Goal> Examine the material below. Gather every line in which the string "true" appears.

Figure collection entries:

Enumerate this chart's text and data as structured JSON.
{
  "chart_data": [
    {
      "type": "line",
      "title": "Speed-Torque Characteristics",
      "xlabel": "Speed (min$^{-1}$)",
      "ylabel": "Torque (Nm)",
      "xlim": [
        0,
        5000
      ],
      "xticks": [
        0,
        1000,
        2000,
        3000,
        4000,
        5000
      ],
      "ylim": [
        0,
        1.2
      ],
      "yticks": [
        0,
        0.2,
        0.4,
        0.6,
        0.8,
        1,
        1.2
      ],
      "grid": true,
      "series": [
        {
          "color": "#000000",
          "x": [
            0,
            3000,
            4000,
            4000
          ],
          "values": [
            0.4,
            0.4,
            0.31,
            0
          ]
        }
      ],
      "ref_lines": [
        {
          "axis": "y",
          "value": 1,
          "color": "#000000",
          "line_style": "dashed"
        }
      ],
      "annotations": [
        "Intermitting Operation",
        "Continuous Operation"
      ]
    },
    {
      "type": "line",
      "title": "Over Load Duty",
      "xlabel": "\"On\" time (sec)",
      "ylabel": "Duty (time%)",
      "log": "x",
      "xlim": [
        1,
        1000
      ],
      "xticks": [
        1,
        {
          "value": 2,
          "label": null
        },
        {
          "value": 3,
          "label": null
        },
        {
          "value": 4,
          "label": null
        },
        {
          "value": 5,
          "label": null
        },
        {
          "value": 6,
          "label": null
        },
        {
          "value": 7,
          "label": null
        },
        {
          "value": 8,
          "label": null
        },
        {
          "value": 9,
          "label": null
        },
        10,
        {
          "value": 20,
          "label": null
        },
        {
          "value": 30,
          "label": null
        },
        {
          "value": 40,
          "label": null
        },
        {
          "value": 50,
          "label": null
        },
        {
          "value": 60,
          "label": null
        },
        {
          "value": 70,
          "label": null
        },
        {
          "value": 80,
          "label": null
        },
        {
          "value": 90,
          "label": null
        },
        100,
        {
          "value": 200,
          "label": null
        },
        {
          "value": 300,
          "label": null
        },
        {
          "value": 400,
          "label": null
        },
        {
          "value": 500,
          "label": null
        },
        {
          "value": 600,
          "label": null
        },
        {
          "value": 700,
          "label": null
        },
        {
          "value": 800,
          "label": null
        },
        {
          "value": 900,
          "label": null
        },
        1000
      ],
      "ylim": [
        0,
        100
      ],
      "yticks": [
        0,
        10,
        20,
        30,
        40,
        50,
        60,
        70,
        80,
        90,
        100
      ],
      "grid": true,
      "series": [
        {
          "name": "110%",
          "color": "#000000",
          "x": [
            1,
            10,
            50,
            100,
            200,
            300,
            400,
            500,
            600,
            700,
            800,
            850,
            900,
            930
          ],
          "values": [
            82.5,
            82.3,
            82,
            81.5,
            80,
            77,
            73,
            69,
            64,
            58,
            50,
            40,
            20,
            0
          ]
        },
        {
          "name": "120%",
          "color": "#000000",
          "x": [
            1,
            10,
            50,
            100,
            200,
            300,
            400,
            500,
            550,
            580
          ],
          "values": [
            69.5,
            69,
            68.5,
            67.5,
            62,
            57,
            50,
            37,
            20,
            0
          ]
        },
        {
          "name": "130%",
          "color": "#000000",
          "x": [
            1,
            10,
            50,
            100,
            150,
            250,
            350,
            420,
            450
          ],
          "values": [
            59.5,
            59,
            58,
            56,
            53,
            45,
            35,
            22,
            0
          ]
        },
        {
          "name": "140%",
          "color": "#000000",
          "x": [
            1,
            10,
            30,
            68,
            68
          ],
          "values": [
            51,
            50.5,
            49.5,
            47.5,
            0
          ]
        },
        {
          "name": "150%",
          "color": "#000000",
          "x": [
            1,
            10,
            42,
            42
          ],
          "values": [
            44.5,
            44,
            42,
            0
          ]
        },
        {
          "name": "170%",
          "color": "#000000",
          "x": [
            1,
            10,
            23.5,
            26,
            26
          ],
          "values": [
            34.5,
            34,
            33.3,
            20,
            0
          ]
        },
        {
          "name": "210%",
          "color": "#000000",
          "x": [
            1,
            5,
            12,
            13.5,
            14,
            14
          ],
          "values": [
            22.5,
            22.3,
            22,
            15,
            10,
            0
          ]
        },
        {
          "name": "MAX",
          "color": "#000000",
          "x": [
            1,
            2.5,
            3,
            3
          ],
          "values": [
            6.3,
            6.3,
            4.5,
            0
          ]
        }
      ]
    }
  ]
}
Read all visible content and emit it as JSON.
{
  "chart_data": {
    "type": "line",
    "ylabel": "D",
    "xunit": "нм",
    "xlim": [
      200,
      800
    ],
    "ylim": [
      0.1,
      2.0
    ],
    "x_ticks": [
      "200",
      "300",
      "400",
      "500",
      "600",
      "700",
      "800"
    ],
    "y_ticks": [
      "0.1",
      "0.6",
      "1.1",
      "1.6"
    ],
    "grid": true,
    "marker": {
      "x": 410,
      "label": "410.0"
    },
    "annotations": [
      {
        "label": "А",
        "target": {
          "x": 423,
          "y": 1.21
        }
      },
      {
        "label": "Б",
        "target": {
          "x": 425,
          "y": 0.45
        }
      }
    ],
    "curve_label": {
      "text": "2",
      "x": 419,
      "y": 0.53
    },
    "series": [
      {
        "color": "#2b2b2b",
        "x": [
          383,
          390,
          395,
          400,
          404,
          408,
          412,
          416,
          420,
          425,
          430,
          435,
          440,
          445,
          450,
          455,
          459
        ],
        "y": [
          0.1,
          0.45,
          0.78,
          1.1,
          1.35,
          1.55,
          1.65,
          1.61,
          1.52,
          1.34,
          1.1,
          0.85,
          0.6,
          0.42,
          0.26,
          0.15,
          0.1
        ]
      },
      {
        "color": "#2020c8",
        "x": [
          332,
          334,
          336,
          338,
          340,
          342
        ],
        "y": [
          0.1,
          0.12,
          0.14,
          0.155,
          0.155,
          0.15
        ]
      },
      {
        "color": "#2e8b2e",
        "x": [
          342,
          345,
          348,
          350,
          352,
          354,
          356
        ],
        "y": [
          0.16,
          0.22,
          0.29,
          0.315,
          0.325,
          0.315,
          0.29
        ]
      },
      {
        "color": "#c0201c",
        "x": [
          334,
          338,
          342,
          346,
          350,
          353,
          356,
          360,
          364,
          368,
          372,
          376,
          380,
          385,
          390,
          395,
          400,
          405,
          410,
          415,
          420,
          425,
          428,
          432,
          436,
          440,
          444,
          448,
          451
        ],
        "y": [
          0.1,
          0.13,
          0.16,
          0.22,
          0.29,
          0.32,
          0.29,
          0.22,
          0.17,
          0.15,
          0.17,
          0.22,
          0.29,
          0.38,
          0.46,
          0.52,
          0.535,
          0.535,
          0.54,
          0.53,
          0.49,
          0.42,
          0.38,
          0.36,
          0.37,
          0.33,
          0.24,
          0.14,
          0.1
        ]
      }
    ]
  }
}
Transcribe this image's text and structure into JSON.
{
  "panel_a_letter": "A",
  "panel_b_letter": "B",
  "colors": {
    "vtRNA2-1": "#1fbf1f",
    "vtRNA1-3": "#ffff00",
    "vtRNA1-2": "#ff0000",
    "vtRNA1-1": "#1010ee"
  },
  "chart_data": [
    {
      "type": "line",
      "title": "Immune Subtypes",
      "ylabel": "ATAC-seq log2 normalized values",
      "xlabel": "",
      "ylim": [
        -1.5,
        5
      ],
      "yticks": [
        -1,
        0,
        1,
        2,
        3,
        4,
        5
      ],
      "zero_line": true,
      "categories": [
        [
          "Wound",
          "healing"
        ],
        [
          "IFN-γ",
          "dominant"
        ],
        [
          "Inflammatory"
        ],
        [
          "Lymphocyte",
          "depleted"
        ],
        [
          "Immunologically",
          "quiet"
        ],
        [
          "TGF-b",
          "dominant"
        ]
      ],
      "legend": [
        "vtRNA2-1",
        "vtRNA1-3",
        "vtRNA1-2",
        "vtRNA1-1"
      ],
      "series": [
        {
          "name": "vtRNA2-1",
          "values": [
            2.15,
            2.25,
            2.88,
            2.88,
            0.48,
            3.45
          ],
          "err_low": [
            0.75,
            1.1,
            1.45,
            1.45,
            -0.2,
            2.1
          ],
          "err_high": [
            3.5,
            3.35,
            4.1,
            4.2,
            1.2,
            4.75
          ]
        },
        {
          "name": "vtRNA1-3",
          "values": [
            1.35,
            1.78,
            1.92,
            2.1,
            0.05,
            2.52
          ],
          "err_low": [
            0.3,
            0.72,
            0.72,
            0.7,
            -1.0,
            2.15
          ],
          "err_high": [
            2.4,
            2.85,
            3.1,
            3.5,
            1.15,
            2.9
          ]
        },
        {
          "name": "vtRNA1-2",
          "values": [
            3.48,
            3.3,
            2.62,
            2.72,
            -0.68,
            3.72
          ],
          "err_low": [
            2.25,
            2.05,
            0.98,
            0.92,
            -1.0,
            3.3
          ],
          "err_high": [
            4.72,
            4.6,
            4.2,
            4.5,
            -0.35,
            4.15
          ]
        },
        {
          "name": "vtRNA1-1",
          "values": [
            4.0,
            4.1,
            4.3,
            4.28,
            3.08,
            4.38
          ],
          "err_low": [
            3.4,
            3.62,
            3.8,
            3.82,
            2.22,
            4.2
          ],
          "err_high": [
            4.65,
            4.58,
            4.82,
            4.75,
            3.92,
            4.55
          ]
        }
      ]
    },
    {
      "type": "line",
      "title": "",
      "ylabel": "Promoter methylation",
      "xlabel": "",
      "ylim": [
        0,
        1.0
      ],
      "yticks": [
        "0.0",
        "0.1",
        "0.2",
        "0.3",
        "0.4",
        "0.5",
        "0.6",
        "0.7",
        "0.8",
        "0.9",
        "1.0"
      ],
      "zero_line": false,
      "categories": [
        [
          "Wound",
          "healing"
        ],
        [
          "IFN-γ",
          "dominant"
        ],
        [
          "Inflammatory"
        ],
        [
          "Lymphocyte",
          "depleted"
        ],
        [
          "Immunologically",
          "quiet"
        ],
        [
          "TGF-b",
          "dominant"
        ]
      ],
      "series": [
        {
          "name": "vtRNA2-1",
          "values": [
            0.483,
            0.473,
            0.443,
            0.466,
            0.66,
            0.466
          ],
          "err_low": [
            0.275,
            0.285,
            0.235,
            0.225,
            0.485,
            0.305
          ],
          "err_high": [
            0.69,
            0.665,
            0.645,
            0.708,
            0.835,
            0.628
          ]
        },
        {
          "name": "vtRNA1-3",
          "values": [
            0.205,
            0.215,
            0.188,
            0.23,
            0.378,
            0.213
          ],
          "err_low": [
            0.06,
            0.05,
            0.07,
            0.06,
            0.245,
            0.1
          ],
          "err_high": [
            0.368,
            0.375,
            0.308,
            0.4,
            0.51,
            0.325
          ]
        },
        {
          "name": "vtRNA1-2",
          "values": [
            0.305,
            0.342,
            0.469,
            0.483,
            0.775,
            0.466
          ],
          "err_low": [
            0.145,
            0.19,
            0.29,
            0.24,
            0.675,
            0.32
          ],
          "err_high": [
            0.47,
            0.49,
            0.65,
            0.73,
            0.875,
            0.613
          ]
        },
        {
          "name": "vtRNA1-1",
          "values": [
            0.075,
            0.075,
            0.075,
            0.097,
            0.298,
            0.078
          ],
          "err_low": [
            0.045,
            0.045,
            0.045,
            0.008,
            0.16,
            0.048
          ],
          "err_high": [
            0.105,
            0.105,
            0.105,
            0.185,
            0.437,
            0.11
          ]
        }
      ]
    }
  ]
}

The answer>
      "grid": true,
      "grid": true,
    "grid": true,
      "zero_line": true,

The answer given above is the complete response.